___ Records for this exercise

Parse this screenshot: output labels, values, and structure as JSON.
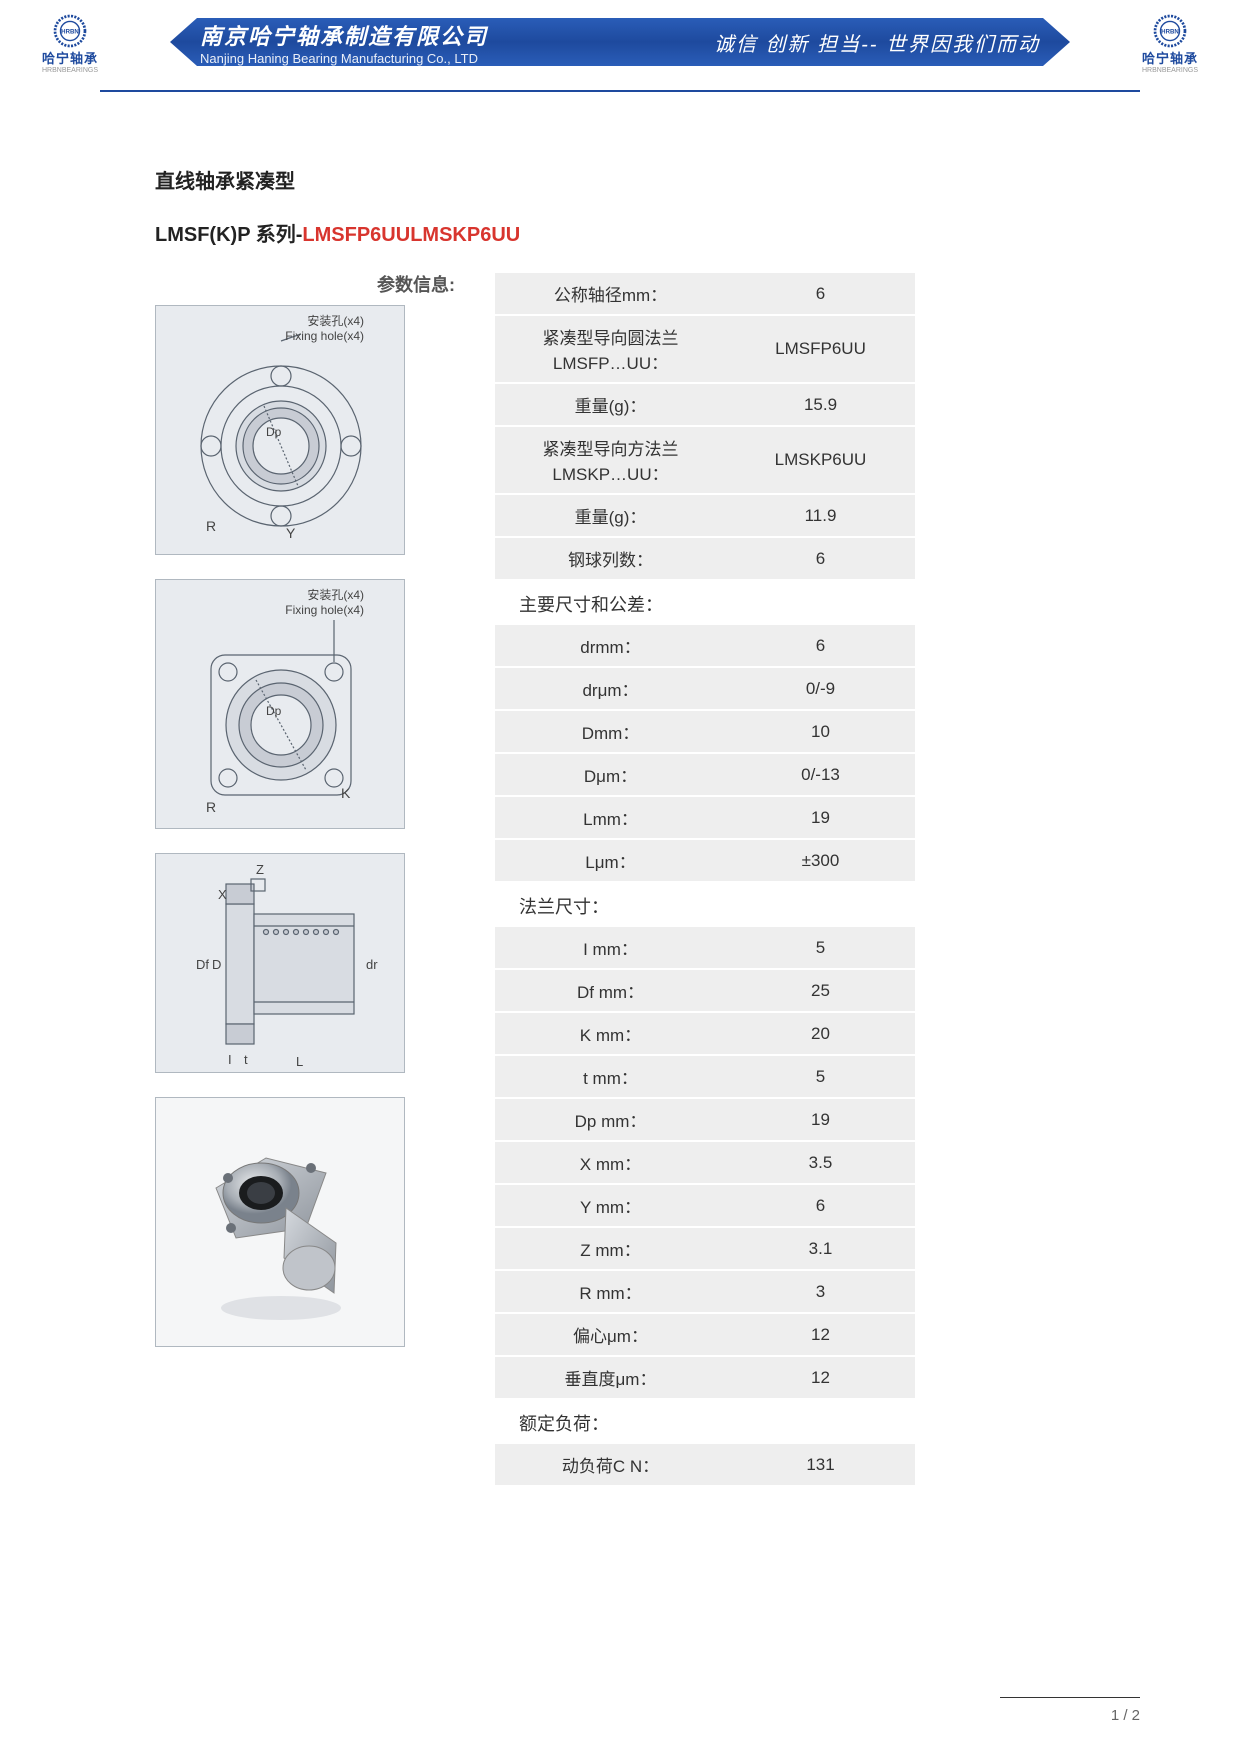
{
  "header": {
    "company_cn": "南京哈宁轴承制造有限公司",
    "company_en": "Nanjing Haning Bearing Manufacturing Co., LTD",
    "slogan": "诚信 创新 担当-- 世界因我们而动",
    "logo_gear": "HRBN",
    "logo_text": "哈宁轴承",
    "logo_sub": "HRBNBEARINGS"
  },
  "titles": {
    "t1": "直线轴承紧凑型",
    "t2_prefix": "LMSF(K)P 系列-",
    "t2_red": "LMSFP6UULMSKP6UU",
    "param_info": "参数信息:"
  },
  "diagrams": {
    "fixing_cn": "安装孔(x4)",
    "fixing_en": "Fixing hole(x4)",
    "labels": {
      "R": "R",
      "Y": "Y",
      "K": "K",
      "Dp": "Dp",
      "Df": "Df",
      "D": "D",
      "dr": "dr",
      "L": "L",
      "I": "I",
      "t": "t",
      "Z": "Z",
      "X": "X"
    }
  },
  "spec": {
    "main": [
      {
        "label": "公称轴径mm：",
        "value": "6"
      },
      {
        "label": "紧凑型导向圆法兰LMSFP…UU：",
        "value": "LMSFP6UU"
      },
      {
        "label": "重量(g)：",
        "value": "15.9"
      },
      {
        "label": "紧凑型导向方法兰LMSKP…UU：",
        "value": "LMSKP6UU"
      },
      {
        "label": "重量(g)：",
        "value": "11.9"
      },
      {
        "label": "钢球列数：",
        "value": "6"
      }
    ],
    "sect1": "主要尺寸和公差：",
    "dims": [
      {
        "label": "drmm：",
        "value": "6"
      },
      {
        "label": "drμm：",
        "value": "0/-9"
      },
      {
        "label": "Dmm：",
        "value": "10"
      },
      {
        "label": "Dμm：",
        "value": "0/-13"
      },
      {
        "label": "Lmm：",
        "value": "19"
      },
      {
        "label": "Lμm：",
        "value": "±300"
      }
    ],
    "sect2": "法兰尺寸：",
    "flange": [
      {
        "label": "I mm：",
        "value": "5"
      },
      {
        "label": "Df mm：",
        "value": "25"
      },
      {
        "label": "K mm：",
        "value": "20"
      },
      {
        "label": "t mm：",
        "value": "5"
      },
      {
        "label": "Dp mm：",
        "value": "19"
      },
      {
        "label": "X mm：",
        "value": "3.5"
      },
      {
        "label": "Y mm：",
        "value": "6"
      },
      {
        "label": "Z mm：",
        "value": "3.1"
      },
      {
        "label": "R mm：",
        "value": "3"
      },
      {
        "label": "偏心μm：",
        "value": "12"
      },
      {
        "label": "垂直度μm：",
        "value": "12"
      }
    ],
    "sect3": "额定负荷：",
    "load": [
      {
        "label": "动负荷C N：",
        "value": "131"
      }
    ]
  },
  "page": "1 / 2",
  "colors": {
    "banner": "#1e4a9e",
    "red": "#d8352e",
    "row_bg": "#eeeeee",
    "diag_bg": "#e8ebef"
  }
}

______

Task to carry out
Repeat all the records above exactly, leaving out any pictures.

Answer to the task
Parse this screenshot: output labels, values, and structure as JSON.
{
  "header": {
    "company_cn": "南京哈宁轴承制造有限公司",
    "company_en": "Nanjing Haning Bearing Manufacturing Co., LTD",
    "slogan": "诚信 创新 担当-- 世界因我们而动",
    "logo_gear": "HRBN",
    "logo_text": "哈宁轴承",
    "logo_sub": "HRBNBEARINGS"
  },
  "titles": {
    "t1": "直线轴承紧凑型",
    "t2_prefix": "LMSF(K)P 系列-",
    "t2_red": "LMSFP6UULMSKP6UU",
    "param_info": "参数信息:"
  },
  "diagrams": {
    "fixing_cn": "安装孔(x4)",
    "fixing_en": "Fixing hole(x4)",
    "labels": {
      "R": "R",
      "Y": "Y",
      "K": "K",
      "Dp": "Dp",
      "Df": "Df",
      "D": "D",
      "dr": "dr",
      "L": "L",
      "I": "I",
      "t": "t",
      "Z": "Z",
      "X": "X"
    }
  },
  "spec": {
    "main": [
      {
        "label": "公称轴径mm：",
        "value": "6"
      },
      {
        "label": "紧凑型导向圆法兰LMSFP…UU：",
        "value": "LMSFP6UU"
      },
      {
        "label": "重量(g)：",
        "value": "15.9"
      },
      {
        "label": "紧凑型导向方法兰LMSKP…UU：",
        "value": "LMSKP6UU"
      },
      {
        "label": "重量(g)：",
        "value": "11.9"
      },
      {
        "label": "钢球列数：",
        "value": "6"
      }
    ],
    "sect1": "主要尺寸和公差：",
    "dims": [
      {
        "label": "drmm：",
        "value": "6"
      },
      {
        "label": "drμm：",
        "value": "0/-9"
      },
      {
        "label": "Dmm：",
        "value": "10"
      },
      {
        "label": "Dμm：",
        "value": "0/-13"
      },
      {
        "label": "Lmm：",
        "value": "19"
      },
      {
        "label": "Lμm：",
        "value": "±300"
      }
    ],
    "sect2": "法兰尺寸：",
    "flange": [
      {
        "label": "I mm：",
        "value": "5"
      },
      {
        "label": "Df mm：",
        "value": "25"
      },
      {
        "label": "K mm：",
        "value": "20"
      },
      {
        "label": "t mm：",
        "value": "5"
      },
      {
        "label": "Dp mm：",
        "value": "19"
      },
      {
        "label": "X mm：",
        "value": "3.5"
      },
      {
        "label": "Y mm：",
        "value": "6"
      },
      {
        "label": "Z mm：",
        "value": "3.1"
      },
      {
        "label": "R mm：",
        "value": "3"
      },
      {
        "label": "偏心μm：",
        "value": "12"
      },
      {
        "label": "垂直度μm：",
        "value": "12"
      }
    ],
    "sect3": "额定负荷：",
    "load": [
      {
        "label": "动负荷C N：",
        "value": "131"
      }
    ]
  },
  "page": "1 / 2",
  "colors": {
    "banner": "#1e4a9e",
    "red": "#d8352e",
    "row_bg": "#eeeeee",
    "diag_bg": "#e8ebef"
  }
}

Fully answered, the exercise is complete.